→ **Task objective**:
Copy every line of the records below that holds the word "статьи".
====
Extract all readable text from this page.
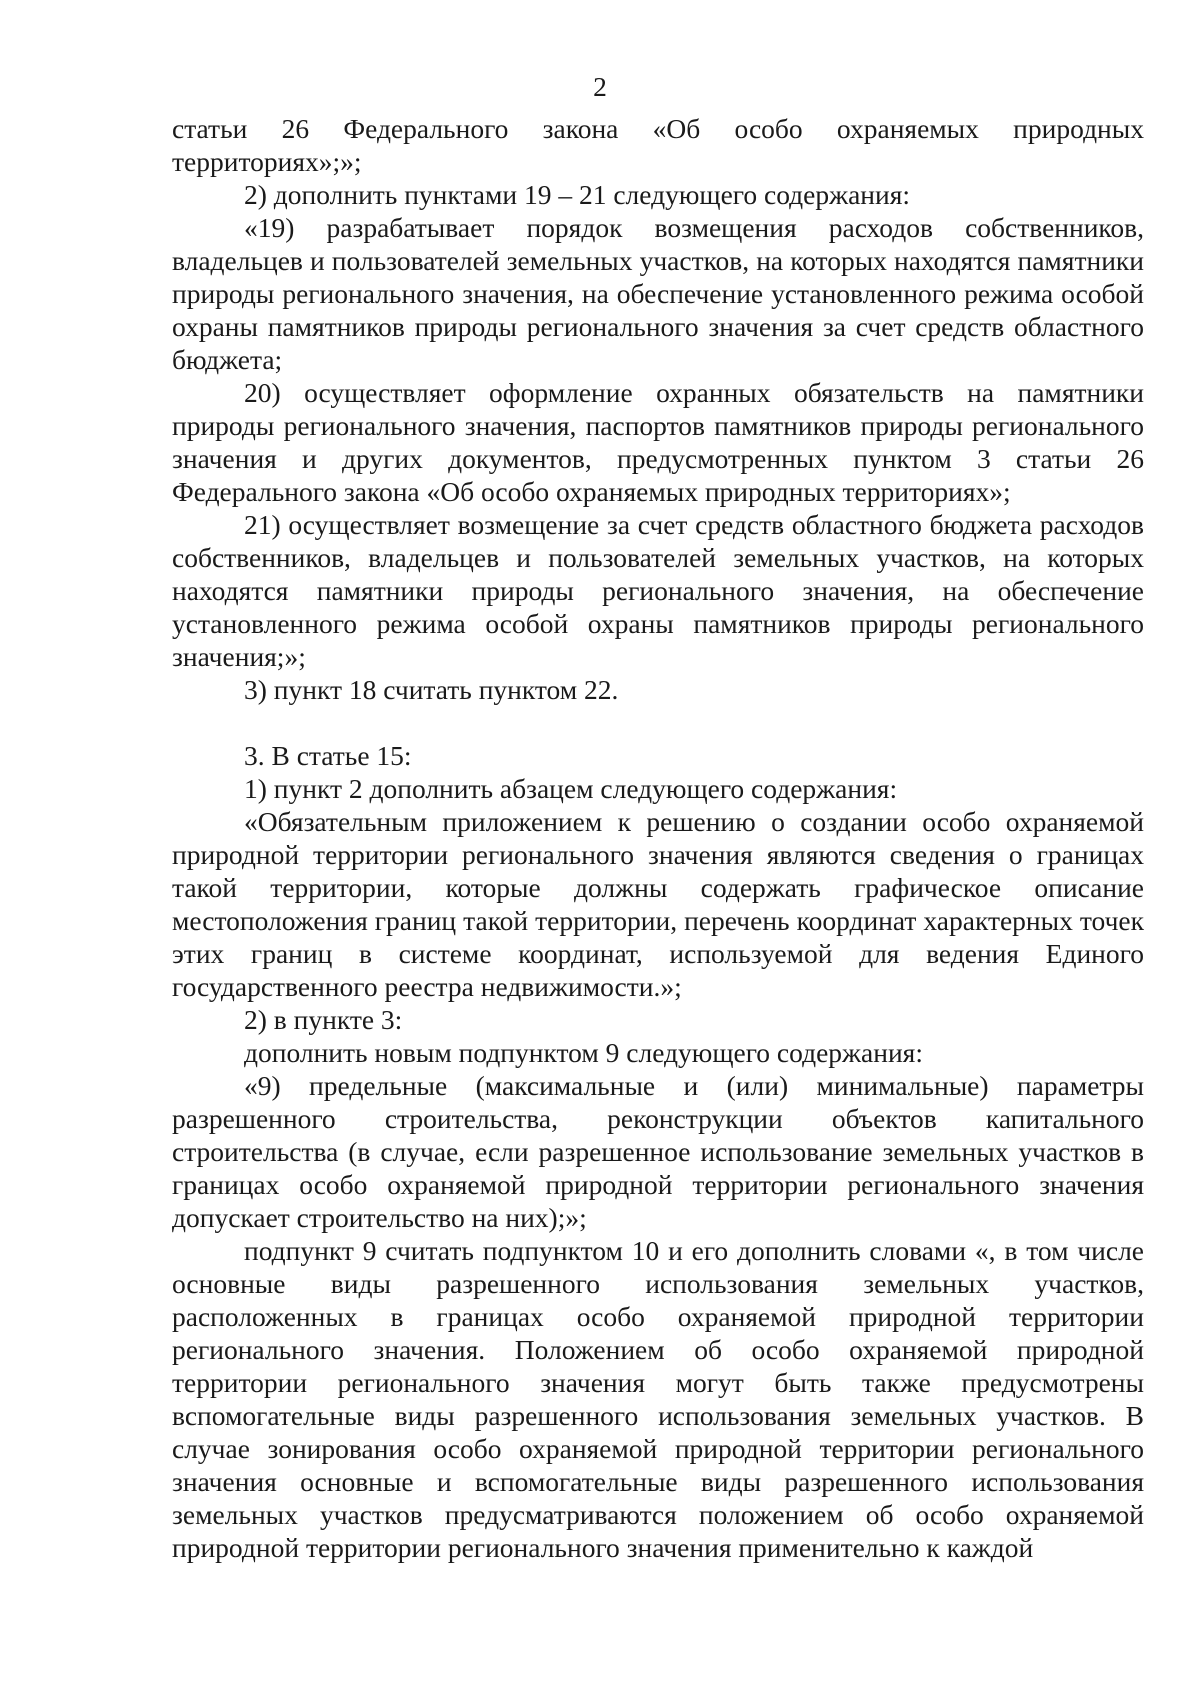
2

статьи 26 Федерального закона «Об особо охраняемых природных территориях»;»;

2) дополнить пунктами 19 – 21 следующего содержания:

«19) разрабатывает порядок возмещения расходов собственников, владельцев и пользователей земельных участков, на которых находятся памятники природы регионального значения, на обеспечение установленного режима особой охраны памятников природы регионального значения за счет средств областного бюджета;

20) осуществляет оформление охранных обязательств на памятники природы регионального значения, паспортов памятников природы регионального значения и других документов, предусмотренных пунктом 3 статьи 26 Федерального закона «Об особо охраняемых природных территориях»;

21) осуществляет возмещение за счет средств областного бюджета расходов собственников, владельцев и пользователей земельных участков, на которых находятся памятники природы регионального значения, на обеспечение установленного режима особой охраны памятников природы регионального значения;»;

3) пункт 18 считать пунктом 22.

3. В статье 15:

1) пункт 2 дополнить абзацем следующего содержания:

«Обязательным приложением к решению о создании особо охраняемой природной территории регионального значения являются сведения о границах такой территории, которые должны содержать графическое описание местоположения границ такой территории, перечень координат характерных точек этих границ в системе координат, используемой для ведения Единого государственного реестра недвижимости.»;

2) в пункте 3:

дополнить новым подпунктом 9 следующего содержания:

«9) предельные (максимальные и (или) минимальные) параметры разрешенного строительства, реконструкции объектов капитального строительства (в случае, если разрешенное использование земельных участков в границах особо охраняемой природной территории регионального значения допускает строительство на них);»;

подпункт 9 считать подпунктом 10 и его дополнить словами «, в том числе основные виды разрешенного использования земельных участков, расположенных в границах особо охраняемой природной территории регионального значения. Положением об особо охраняемой природной территории регионального значения могут быть также предусмотрены вспомогательные виды разрешенного использования земельных участков. В случае зонирования особо охраняемой природной территории регионального значения основные и вспомогательные виды разрешенного использования земельных участков предусматриваются положением об особо охраняемой природной территории регионального значения применительно к каждой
====
→ **Answer for this exercise**:
статьи 26 Федерального закона «Об особо охраняемых природных территориях»;»;
20) осуществляет оформление охранных обязательств на памятники природы регионального значения, паспортов памятников природы регионального значения и других документов, предусмотренных пунктом 3 статьи 26 Федерального закона «Об особо охраняемых природных территориях»;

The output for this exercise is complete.